I could go on...the point is, we need to find out. Someone has to lead the way to find out IF these are good...bad...what their weaknesses are...what needs to be fixed...how to fix it...does it work in large scale profitably...etc. If no one leads, nothing happens. It's NOT time for hand wringing. We got our $5 gas...let's not try to trump that with having $10 gas in two years. 

We didn't know how to go to the moon when Kennedy proposed that we do. I'm suggesting bold moves here...so that the US has an energy future...and maybe starts a NEW INDUSTRY...employing a lot of folks...so that we can sell to other countries. 

We know these energy techniques are technically safe....what we don't know is how they scale up. We need to find out.


----------



## KYYADA (Mar 24, 2008)

Oil = 100 yrs. 

Lets look at a few US fuel reserves 

Natural Gas = 300 yrs. 

Nuclear = 80 yrs. 

Coal = a thousand or so 

What we need is a way of using solar power to make transportable fuel..... 
oh I forgot we already have that it's called alcohol and I hear some sophisticated modelers use to power their trains !!!


----------



## TonyWalsham (Jan 2, 2008)

Posted By KYYADA on 07/05/2008 11:54 PM 
SNIP 
What we need is a way of using solar power to make transportable fuel..... 
oh I forgot we already have that it's called alcohol and I hear some sophisticated modelers use to power their trains !!!

Yep.

[Task requirements]:
Reproduce the entire forum thread on US energy and fuel reserves word for word.

Layout region records
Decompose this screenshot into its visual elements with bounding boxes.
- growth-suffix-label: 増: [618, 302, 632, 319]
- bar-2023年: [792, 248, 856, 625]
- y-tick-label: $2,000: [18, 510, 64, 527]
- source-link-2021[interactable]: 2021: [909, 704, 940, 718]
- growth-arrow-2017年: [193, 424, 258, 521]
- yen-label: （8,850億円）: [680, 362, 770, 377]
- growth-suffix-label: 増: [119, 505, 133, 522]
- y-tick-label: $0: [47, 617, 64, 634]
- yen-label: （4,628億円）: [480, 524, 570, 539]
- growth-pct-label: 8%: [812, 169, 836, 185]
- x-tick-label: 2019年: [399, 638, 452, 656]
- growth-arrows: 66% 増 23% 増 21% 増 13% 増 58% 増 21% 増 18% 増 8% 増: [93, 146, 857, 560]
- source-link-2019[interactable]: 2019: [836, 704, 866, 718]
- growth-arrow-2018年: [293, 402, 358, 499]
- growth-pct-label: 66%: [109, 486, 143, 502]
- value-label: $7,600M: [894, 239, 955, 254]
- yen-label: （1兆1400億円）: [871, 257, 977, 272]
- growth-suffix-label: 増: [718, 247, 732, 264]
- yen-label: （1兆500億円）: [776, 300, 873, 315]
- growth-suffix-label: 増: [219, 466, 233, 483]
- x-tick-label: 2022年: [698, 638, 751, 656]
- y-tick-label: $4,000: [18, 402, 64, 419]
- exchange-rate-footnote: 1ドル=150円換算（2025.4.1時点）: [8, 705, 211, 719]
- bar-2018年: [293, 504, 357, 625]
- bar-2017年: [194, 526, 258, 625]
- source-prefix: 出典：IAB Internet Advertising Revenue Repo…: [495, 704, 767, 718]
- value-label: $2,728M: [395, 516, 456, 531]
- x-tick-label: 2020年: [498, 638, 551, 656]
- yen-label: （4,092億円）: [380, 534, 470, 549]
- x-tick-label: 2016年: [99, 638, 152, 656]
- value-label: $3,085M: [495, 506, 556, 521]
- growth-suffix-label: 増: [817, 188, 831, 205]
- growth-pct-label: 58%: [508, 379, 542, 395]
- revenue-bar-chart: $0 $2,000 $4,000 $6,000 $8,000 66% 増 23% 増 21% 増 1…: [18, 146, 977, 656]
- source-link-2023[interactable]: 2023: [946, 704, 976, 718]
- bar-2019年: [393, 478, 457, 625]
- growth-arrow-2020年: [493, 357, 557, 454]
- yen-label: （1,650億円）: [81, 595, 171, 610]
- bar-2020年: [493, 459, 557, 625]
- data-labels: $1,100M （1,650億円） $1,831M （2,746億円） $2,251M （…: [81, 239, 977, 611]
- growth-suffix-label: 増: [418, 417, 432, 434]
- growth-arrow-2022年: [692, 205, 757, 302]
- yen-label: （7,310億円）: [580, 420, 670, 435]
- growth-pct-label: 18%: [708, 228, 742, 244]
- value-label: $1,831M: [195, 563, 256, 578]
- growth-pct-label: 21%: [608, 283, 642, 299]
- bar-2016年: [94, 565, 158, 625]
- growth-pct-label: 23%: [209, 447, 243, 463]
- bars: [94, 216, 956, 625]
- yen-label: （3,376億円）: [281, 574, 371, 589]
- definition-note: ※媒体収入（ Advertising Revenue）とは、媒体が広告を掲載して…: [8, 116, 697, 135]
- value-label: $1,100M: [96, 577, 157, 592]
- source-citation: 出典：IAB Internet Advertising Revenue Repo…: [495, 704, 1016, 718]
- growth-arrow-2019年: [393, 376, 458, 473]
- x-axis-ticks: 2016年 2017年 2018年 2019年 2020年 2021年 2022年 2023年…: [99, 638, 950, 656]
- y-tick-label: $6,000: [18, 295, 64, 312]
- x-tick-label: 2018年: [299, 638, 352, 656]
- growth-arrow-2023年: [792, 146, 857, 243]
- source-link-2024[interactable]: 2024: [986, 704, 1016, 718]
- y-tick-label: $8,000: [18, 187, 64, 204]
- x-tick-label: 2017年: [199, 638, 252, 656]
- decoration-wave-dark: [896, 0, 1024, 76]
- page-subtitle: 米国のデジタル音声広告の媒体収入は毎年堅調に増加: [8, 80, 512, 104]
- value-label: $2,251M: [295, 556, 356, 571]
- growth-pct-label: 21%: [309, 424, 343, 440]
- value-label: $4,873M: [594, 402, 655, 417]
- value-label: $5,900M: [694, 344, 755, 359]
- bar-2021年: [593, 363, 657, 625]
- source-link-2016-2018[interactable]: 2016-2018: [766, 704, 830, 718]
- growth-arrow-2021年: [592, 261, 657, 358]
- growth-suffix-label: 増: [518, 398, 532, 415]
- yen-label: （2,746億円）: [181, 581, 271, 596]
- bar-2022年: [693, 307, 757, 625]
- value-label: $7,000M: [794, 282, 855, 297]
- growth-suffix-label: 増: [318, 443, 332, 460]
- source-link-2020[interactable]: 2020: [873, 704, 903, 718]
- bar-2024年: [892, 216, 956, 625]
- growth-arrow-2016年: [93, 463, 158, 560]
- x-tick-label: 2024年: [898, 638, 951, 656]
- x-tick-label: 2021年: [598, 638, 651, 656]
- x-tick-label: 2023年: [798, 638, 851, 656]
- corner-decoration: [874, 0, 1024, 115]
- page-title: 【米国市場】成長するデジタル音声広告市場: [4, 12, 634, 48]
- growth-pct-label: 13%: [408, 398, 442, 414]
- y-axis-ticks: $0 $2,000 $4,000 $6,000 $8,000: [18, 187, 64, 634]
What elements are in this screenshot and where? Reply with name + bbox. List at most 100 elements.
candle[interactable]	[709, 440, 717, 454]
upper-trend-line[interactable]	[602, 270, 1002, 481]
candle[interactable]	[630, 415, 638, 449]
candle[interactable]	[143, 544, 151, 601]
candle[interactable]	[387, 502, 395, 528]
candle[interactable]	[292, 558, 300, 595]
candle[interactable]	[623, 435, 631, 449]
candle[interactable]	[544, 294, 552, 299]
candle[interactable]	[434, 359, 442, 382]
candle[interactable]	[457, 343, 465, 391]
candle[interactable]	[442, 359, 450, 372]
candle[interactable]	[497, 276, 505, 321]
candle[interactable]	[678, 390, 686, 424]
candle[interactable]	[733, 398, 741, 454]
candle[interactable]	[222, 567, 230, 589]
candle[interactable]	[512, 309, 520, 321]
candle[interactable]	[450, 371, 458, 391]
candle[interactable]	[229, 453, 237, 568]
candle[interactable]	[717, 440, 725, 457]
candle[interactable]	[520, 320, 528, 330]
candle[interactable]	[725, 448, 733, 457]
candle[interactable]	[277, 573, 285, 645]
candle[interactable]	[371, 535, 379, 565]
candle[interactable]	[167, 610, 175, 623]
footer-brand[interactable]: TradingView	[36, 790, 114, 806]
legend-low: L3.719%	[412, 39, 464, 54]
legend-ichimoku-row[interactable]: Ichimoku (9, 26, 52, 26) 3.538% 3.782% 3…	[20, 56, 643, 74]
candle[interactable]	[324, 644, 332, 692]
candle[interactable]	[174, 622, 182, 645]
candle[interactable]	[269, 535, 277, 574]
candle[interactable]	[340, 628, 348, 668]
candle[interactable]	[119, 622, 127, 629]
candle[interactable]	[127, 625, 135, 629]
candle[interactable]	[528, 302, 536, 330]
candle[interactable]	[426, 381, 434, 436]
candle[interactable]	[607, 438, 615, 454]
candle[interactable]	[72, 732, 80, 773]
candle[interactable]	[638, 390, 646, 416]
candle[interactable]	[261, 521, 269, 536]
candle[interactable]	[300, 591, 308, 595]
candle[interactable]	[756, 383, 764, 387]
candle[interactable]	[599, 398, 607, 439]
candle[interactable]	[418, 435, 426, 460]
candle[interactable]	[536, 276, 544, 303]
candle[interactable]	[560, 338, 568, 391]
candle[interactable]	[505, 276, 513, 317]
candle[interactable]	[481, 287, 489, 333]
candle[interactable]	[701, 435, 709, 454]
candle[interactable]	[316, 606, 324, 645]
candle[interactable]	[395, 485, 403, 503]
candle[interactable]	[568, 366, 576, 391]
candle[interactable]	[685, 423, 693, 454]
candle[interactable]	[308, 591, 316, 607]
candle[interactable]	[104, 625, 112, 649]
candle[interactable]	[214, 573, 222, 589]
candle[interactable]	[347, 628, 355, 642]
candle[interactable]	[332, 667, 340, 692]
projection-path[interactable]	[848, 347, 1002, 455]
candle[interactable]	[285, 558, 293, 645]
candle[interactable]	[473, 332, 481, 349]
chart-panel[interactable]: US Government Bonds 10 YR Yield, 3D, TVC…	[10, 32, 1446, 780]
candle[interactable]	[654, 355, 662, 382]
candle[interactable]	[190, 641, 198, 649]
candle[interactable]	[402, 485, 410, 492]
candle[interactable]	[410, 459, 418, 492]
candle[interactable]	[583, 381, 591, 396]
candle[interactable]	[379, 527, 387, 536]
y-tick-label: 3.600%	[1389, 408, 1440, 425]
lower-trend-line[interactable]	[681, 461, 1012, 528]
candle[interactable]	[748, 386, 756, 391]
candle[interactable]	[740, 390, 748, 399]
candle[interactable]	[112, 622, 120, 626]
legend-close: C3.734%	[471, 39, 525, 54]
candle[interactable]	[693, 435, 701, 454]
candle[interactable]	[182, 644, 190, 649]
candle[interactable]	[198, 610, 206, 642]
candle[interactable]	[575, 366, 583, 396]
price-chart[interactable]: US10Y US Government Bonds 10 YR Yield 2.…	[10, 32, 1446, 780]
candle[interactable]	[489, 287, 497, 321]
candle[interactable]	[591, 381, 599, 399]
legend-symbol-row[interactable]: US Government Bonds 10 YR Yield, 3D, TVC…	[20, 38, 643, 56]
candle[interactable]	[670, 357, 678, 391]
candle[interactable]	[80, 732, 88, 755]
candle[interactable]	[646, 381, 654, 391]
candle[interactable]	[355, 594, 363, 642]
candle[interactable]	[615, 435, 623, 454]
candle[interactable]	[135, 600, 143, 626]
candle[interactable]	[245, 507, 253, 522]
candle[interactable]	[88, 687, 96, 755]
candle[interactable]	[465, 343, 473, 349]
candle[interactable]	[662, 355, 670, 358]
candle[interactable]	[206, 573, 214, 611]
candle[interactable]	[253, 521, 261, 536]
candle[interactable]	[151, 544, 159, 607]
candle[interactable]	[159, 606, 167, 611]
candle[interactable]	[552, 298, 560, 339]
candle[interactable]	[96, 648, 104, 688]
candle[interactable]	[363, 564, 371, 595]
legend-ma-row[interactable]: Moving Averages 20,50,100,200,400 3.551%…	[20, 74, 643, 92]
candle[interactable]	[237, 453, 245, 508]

[Written response]:
I could go on...the point is, we need to find out. Someone has to lead the way to find out IF these are good...bad...what their weaknesses are...what needs to be fixed...how to fix it...does it work in large scale profitably...etc. If no one leads, nothing happens. It's NOT time for hand wringing. We got our $5 gas...let's not try to trump that with having $10 gas in two years. 

We didn't know how to go to the moon when Kennedy proposed that we do. I'm suggesting bold moves here...so that the US has an energy future...and maybe starts a NEW INDUSTRY...employing a lot of folks...so that we can sell to other countries. 

We know these energy techniques are technically safe....what we don't know is how they scale up. We need to find out.


----------



## KYYADA (Mar 24, 2008)

Oil = 100 yrs. 

Lets look at a few US fuel reserves 

Natural Gas = 300 yrs. 

Nuclear = 80 yrs. 

Coal = a thousand or so 

What we need is a way of using solar power to make transportable fuel..... 
oh I forgot we already have that it's called alcohol and I hear some sophisticated modelers use to power their trains !!!


----------



## TonyWalsham (Jan 2, 2008)

Posted By KYYADA on 07/05/2008 11:54 PM 
SNIP 
What we need is a way of using solar power to make transportable fuel..... 
oh I forgot we already have that it's called alcohol and I hear some sophisticated modelers use to power their trains !!!

Yep.